**TO DO**.
1. In the cloud security text, how many days does Microsoft retain files in work accounts by default?
2. Copy the cloud security text word for word from "To keep our" to "this be customized?".
3. According to the widespread assumption described in the cloud security text, what is corporate data automatically once it is put into the cloud? List each state.

And as companies have shifted into the cloud, they have taken these promises to heart. According to McAfee’s 2019 Cloud Adoption and Risk Report:

  • 69% trust their provider to keep their data secure
  • 12% claim their provider is solely responsible for data security

There is a widespread assumption that putting corporate data into the cloud means that it is—automatically and without intervention—fully locked down, backed up, and protected.

This is almost never the case.

Take the wildly-popular Microsoft Office 365 for example. Did you know that, by default, Microsoft only retains deleted emails for 30 days? Files in personal accounts are retained for 30 days, and those in work accounts are retained for 93.

If you accidentally delete an email or file and try to recover beyond these points in time, there is no recourse and that data is lost. I’ve seen many organizations find this out the hard way.

To keep our data properly protected, we need to approach cloud computing with as much scrutiny as we do any other material change to our technology environment. Here’s how.

 

How to perform proper cloud due diligence

When you’re evaluating cloud services, evaluate the following:

  • Backup. How often is your data backed up? To where? Are there versioning capabilities? What is the standard retention? Can this be customized?

  • Permissions and controls. What level of control do you have over which people can access which data? What level of control do you have over how data is shared? Can you revoke access when an employee leaves?

**DATA SHOWN**.
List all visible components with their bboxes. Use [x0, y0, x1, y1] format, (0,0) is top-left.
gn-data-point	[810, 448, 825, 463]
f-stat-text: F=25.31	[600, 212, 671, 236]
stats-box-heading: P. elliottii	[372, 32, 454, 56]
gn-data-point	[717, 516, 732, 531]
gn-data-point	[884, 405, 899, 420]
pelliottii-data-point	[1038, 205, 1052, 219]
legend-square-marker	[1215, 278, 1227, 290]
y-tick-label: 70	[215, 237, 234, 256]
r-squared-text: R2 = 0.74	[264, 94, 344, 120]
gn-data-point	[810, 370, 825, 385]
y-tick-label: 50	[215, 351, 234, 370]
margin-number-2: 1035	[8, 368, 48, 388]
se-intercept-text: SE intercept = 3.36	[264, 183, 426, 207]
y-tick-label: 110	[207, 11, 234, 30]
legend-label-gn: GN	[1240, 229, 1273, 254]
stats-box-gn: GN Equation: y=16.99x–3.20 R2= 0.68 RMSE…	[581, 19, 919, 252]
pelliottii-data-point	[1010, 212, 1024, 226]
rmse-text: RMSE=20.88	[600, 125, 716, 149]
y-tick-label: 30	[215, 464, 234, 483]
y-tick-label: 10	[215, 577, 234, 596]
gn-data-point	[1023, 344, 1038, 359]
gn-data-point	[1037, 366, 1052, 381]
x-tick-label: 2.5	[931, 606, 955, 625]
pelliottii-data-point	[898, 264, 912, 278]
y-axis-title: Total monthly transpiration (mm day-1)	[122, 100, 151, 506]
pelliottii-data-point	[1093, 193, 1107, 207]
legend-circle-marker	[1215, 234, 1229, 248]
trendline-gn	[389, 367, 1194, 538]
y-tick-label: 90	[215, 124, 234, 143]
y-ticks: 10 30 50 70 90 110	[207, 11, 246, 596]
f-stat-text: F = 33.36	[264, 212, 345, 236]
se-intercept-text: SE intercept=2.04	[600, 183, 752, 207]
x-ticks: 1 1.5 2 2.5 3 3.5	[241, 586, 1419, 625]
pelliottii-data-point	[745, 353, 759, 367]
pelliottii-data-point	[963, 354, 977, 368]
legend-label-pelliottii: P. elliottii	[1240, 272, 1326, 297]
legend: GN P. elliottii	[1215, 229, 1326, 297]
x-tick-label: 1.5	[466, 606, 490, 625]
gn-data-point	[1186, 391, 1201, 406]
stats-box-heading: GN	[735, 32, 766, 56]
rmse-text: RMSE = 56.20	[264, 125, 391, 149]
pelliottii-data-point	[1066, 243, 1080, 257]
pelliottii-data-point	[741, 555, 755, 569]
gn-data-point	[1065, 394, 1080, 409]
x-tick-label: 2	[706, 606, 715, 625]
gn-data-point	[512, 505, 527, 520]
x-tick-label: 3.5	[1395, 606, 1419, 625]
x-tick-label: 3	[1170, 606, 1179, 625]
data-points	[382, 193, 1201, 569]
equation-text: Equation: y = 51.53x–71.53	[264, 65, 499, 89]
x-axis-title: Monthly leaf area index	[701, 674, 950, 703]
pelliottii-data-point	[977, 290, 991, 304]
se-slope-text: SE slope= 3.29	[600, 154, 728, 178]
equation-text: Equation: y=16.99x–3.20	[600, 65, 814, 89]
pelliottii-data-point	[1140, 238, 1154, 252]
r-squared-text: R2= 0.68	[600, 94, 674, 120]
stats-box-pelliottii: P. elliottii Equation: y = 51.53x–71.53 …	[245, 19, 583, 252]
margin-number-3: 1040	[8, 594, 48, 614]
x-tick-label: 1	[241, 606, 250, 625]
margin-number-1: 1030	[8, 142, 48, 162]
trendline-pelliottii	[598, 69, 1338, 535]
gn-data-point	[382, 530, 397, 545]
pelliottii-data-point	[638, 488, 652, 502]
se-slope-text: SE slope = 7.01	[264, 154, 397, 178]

**SOLUTION LIST**.
1. 93 days.

2.
To keep our data properly protected, we need to approach cloud computing with as much scrutiny as we do any other material change to our technology environment. Here’s how.

 

How to perform proper cloud due diligence

When you’re evaluating cloud services, evaluate the following:

  • Backup. How often is your data backed up? To where? Are there versioning capabilities? What is the standard retention? Can this be customized?

3.
- Fully locked down
- Backed up
- Protected